Only lines with the word "Marcel" are needed; collect each of them from the listing below.

=== MATERIAL TO PROCESS ===

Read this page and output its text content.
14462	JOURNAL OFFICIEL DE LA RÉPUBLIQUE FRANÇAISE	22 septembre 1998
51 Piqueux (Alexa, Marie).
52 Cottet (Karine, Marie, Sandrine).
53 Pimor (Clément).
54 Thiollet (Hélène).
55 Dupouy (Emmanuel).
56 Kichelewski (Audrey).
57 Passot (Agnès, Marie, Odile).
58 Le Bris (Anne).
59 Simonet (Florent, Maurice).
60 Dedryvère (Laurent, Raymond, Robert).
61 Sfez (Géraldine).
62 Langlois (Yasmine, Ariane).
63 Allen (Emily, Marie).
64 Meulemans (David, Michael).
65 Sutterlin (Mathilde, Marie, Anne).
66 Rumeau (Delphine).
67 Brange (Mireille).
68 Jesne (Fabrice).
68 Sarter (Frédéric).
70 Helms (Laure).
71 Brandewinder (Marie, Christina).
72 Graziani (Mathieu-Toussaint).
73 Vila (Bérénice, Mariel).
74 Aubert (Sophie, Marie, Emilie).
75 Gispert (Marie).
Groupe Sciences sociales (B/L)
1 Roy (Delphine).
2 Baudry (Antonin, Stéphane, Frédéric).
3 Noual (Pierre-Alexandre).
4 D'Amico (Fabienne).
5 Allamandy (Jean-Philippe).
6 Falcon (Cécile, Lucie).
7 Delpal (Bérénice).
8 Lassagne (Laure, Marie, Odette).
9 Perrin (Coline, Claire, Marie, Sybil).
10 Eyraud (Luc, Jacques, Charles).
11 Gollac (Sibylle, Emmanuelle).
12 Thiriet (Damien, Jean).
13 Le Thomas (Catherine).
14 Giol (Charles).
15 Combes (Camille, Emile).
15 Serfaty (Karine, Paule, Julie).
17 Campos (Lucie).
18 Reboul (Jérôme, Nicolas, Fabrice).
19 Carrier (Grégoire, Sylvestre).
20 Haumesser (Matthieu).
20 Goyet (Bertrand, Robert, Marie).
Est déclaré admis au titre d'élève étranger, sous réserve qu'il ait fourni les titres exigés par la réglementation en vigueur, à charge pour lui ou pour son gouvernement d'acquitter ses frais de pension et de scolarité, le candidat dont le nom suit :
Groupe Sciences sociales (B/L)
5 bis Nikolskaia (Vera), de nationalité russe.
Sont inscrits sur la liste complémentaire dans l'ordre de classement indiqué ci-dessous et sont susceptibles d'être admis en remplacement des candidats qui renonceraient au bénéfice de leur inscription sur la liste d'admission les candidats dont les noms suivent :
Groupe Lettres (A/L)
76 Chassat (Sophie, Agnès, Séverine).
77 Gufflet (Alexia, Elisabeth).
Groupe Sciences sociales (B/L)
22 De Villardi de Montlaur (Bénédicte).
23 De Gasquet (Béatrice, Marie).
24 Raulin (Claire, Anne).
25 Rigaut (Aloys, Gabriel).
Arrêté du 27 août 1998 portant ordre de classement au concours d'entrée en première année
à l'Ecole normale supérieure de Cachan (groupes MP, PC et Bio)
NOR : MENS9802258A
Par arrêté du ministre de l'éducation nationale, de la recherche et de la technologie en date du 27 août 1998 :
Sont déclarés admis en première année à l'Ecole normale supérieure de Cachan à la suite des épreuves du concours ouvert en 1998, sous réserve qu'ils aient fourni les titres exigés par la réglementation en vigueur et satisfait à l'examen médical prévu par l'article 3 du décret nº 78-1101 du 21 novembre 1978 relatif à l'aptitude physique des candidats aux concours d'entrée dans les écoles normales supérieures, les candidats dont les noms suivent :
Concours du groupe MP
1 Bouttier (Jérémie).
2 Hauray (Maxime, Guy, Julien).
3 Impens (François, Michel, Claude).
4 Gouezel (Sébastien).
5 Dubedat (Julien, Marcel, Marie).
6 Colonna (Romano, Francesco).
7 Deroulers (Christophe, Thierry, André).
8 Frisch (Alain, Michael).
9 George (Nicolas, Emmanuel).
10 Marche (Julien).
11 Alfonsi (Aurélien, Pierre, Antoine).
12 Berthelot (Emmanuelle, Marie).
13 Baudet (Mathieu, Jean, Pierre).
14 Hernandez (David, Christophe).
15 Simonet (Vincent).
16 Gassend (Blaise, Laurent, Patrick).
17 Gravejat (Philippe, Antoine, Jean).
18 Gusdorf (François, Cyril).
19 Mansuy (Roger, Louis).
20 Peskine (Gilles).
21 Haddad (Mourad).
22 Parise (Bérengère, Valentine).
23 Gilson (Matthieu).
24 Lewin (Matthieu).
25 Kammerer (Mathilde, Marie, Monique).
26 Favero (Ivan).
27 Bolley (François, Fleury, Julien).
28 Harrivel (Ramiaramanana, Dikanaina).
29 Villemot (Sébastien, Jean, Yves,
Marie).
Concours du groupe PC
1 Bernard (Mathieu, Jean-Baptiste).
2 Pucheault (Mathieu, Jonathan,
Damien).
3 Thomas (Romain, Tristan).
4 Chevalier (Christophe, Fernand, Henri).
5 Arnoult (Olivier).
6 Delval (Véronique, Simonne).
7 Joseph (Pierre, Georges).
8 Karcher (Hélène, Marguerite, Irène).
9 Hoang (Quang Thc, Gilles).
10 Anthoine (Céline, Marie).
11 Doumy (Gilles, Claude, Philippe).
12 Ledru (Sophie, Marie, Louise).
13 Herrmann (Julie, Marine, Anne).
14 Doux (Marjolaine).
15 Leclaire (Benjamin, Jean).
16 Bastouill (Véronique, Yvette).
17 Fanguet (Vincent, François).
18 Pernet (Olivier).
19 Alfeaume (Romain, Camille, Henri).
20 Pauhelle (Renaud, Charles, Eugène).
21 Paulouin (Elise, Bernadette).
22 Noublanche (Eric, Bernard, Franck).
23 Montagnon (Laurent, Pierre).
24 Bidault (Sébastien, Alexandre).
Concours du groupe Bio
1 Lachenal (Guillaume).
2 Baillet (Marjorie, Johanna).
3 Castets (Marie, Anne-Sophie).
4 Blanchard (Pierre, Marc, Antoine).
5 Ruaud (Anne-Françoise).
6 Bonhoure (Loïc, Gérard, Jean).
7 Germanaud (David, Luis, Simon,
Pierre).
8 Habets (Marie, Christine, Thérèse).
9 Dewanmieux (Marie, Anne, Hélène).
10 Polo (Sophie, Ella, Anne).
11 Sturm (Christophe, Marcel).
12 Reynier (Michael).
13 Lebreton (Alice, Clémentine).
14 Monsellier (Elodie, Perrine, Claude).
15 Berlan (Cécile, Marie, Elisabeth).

===

*RESULT*:
5 Dubedat (Julien, Marcel, Marie).
11 Sturm (Christophe, Marcel).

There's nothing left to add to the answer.